-- 원문 --
□ □ □ □ □ □ □
몬테카를로 시뮬레이션을 이용한 광자계수검출기 기반 이중에너지 스펙트럼 유방촬영에서 가중 영상 감산법을 통한 물질분리

  • Eom, Jisoo (Department of Medical Science, Konyang University) ;
  • Kang, Sooncheol (Department of Medical Science, Konyang University) ;
  • Lee, Seungwan (Department of Medical Science, Konyang University)
  • Received : 2017.05.17
  • Accepted : 2017.09.13
  • Published : 2017.09.30

Abstract

Mammography is commonly used for screening early breast cancer. However, mammographic images, which depend on the physical properties of breast components, are limited to provide information about whether a lesion is malignant or benign. Although a dual-energy subtraction technique decomposes a certain material from a mixture, it increases radiation dose and degrades the accuracy of material decomposition. In this study, we simulated a breast phantom using attenuation characteristics, and we proposed a technique to enable the accurate material decomposition by applying weighting factors for the dual-energy mammography based on a photon-counting detector using a Monte Carlo simulation tool. We also evaluated the contrast and noise of simulated breast images for validating the proposed technique. As a result, the contrast for a malignant tumor in the dual-energy weighted subtraction technique was 0.98 and 1.06 times similar than those in the general mammography and dual-energy subtraction techniques, respectively. However the contrast between malignant and benign tumors dramatically increased 13.54 times due to the low contrast of a benign tumor. Therefore, the proposed technique can increase the material decomposition accuracy for malignant tumor and improve the diagnostic accuracy of mammography.
□ □ □ □ □ □ □
-- 작업 요청 --
위 원문 전체를 처음부터 끝까지 한 글자도 바꾸지 말고 그대로 다시 옮겨 적으십시오.

-- 원본 데이터 --
□ □ □ □ □ □ □
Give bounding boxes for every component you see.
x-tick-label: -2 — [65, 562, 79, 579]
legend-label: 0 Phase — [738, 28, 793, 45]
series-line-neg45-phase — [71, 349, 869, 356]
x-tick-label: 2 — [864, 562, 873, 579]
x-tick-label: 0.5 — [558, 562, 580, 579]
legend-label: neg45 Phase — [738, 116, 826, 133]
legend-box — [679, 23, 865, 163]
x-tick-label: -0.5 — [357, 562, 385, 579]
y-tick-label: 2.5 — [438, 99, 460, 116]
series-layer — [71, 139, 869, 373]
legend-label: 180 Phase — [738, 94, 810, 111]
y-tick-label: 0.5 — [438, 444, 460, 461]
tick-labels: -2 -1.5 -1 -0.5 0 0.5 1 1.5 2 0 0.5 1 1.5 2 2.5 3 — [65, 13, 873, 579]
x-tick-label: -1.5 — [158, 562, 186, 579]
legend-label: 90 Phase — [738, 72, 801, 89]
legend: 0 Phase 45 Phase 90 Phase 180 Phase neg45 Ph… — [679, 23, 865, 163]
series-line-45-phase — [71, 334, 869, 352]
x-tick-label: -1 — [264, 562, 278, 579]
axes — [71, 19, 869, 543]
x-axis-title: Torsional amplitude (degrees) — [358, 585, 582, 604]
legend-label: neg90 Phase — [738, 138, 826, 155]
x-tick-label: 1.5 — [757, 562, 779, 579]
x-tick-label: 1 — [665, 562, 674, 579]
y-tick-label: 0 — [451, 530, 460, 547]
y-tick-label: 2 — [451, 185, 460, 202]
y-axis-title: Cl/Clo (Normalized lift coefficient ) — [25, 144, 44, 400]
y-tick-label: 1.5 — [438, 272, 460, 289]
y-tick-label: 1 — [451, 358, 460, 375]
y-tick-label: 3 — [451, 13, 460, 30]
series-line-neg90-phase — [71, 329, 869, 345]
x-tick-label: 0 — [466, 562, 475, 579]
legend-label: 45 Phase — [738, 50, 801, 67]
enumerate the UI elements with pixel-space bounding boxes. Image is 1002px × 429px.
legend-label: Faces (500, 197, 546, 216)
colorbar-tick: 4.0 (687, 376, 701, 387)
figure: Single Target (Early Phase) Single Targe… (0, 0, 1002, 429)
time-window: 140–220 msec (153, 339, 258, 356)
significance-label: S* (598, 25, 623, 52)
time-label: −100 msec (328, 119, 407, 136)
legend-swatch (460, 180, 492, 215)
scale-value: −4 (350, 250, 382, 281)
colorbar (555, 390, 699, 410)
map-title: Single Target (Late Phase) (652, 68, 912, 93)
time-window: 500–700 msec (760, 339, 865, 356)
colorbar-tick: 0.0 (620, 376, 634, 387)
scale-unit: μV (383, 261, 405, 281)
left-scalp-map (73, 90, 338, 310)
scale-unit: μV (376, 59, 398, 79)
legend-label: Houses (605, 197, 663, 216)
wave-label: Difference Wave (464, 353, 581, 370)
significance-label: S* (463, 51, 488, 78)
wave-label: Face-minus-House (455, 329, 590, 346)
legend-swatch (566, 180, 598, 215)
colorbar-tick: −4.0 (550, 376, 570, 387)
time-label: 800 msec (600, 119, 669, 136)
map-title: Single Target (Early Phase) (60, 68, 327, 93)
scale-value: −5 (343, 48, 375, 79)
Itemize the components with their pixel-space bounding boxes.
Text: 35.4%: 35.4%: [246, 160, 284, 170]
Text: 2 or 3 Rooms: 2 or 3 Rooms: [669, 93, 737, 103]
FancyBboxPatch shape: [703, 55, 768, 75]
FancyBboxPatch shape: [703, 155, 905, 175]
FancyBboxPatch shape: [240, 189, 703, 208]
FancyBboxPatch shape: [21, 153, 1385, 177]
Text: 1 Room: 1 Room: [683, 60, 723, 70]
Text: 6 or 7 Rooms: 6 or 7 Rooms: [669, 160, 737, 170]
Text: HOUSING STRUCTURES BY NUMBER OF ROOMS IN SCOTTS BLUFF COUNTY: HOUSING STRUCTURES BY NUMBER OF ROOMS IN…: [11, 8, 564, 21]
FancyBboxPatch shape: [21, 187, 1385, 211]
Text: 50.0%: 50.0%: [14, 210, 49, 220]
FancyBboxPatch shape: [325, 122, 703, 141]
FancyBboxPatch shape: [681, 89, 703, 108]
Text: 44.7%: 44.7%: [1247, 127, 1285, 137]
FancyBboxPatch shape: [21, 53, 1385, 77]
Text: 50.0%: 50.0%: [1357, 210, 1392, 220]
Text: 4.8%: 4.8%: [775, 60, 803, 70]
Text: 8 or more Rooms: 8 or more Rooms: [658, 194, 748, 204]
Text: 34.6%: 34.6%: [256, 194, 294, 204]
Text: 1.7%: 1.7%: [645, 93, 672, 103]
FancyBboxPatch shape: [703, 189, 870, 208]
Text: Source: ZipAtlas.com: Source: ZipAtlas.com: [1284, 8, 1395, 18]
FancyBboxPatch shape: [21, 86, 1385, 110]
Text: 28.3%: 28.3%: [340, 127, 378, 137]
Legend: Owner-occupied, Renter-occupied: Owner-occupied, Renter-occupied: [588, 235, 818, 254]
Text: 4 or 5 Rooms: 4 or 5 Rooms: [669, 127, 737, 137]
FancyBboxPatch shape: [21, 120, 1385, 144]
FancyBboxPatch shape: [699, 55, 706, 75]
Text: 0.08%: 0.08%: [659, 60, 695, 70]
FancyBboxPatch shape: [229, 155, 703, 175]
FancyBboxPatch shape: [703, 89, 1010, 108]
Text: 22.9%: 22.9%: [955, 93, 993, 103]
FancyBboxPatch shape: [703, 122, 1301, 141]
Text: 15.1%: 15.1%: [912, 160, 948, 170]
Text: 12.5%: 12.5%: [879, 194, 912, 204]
□ □ □ □ □ □ □
-- 답변 --
몬테카를로 시뮬레이션을 이용한 광자계수검출기 기반 이중에너지 스펙트럼 유방촬영에서 가중 영상 감산법을 통한 물질분리

  • Eom, Jisoo (Department of Medical Science, Konyang University) ;
  • Kang, Sooncheol (Department of Medical Science, Konyang University) ;
  • Lee, Seungwan (Department of Medical Science, Konyang University)
  • Received : 2017.05.17
  • Accepted : 2017.09.13
  • Published : 2017.09.30

Abstract

Mammography is commonly used for screening early breast cancer. However, mammographic images, which depend on the physical properties of breast components, are limited to provide information about whether a lesion is malignant or benign. Although a dual-energy subtraction technique decomposes a certain material from a mixture, it increases radiation dose and degrades the accuracy of material decomposition. In this study, we simulated a breast phantom using attenuation characteristics, and we proposed a technique to enable the accurate material decomposition by applying weighting factors for the dual-energy mammography based on a photon-counting detector using a Monte Carlo simulation tool. We also evaluated the contrast and noise of simulated breast images for validating the proposed technique. As a result, the contrast for a malignant tumor in the dual-energy weighted subtraction technique was 0.98 and 1.06 times similar than those in the general mammography and dual-energy subtraction techniques, respectively. However the contrast between malignant and benign tumors dramatically increased 13.54 times due to the low contrast of a benign tumor. Therefore, the proposed technique can increase the material decomposition accuracy for malignant tumor and improve the diagnostic accuracy of mammography.